→ YOUR INSTRUCTIONS
Return each line of the listing in which the word "facilities" appears.

→ DATA TO USE
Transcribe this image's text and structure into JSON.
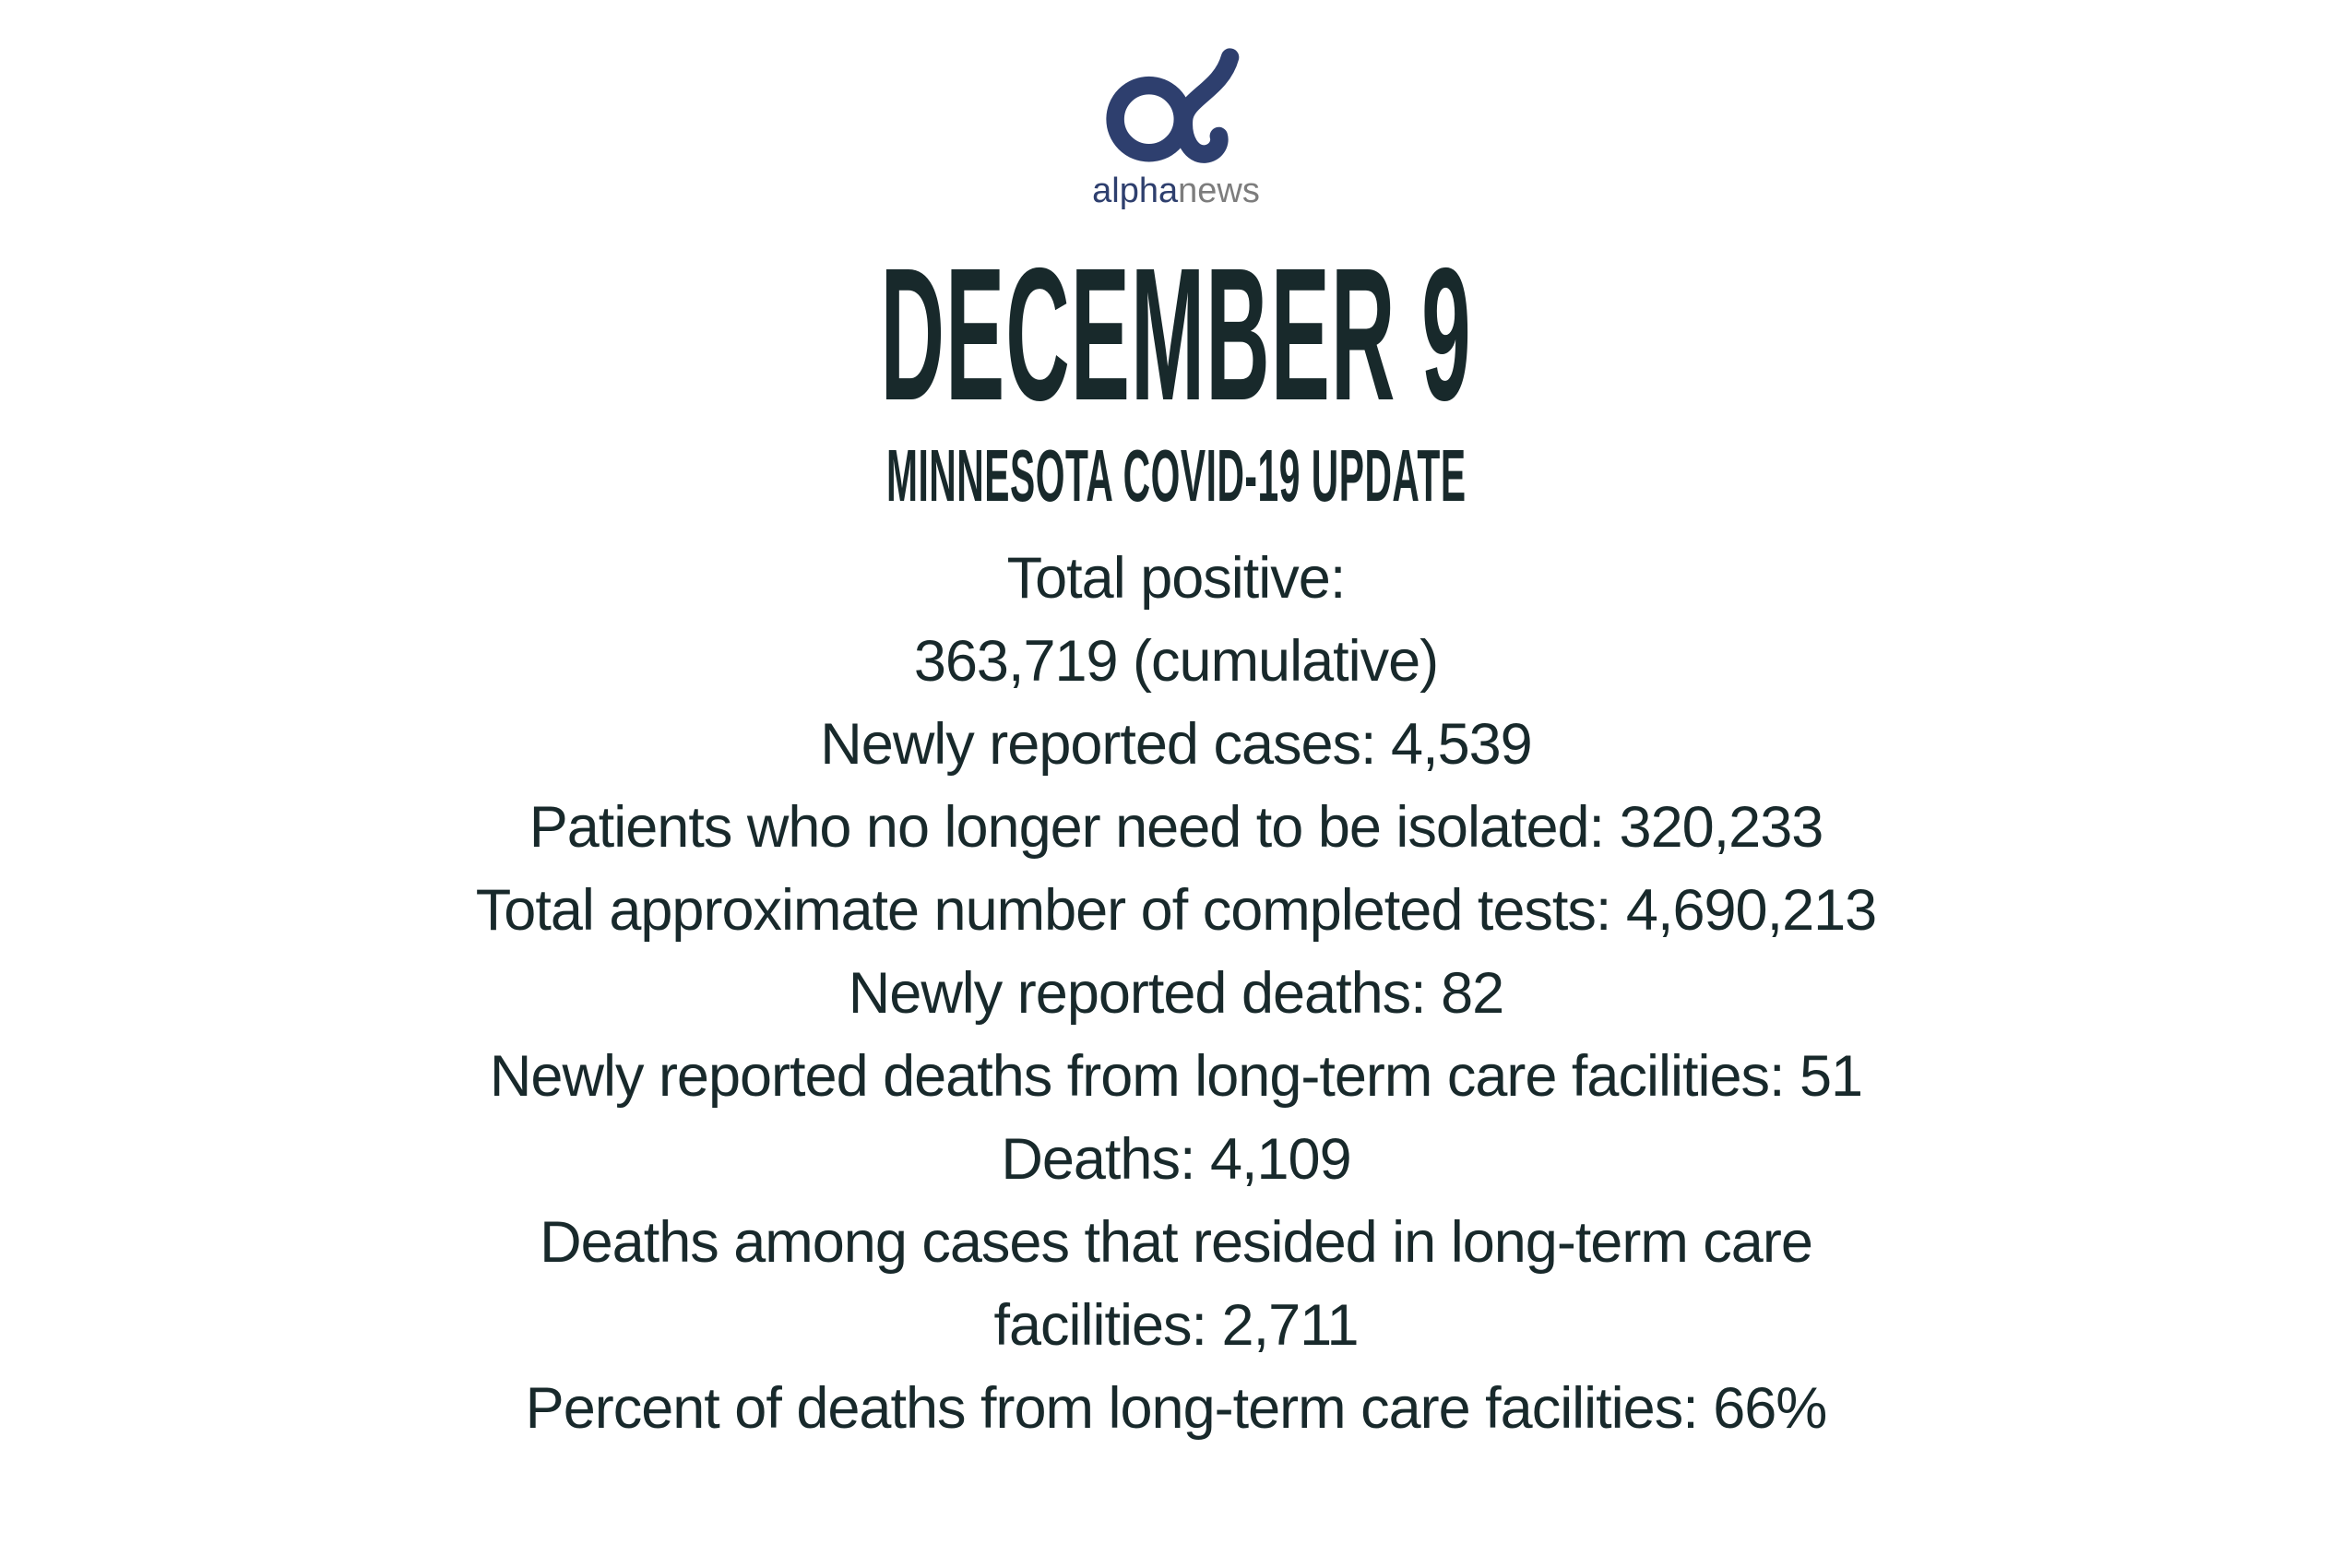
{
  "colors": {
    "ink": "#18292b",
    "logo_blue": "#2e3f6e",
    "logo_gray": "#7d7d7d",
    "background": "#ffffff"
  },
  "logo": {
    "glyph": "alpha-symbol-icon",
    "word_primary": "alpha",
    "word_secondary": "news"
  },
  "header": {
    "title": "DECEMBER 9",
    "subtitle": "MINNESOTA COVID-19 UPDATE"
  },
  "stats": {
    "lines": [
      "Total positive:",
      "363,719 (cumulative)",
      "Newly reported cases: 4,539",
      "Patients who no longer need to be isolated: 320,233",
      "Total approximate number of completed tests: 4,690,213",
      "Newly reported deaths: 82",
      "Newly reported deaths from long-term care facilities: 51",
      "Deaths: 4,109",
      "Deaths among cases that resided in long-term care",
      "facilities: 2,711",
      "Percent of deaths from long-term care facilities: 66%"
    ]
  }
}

→ TASK OUTPUT
      "Newly reported deaths from long-term care facilities: 51",
      "facilities: 2,711",
      "Percent of deaths from long-term care facilities: 66%"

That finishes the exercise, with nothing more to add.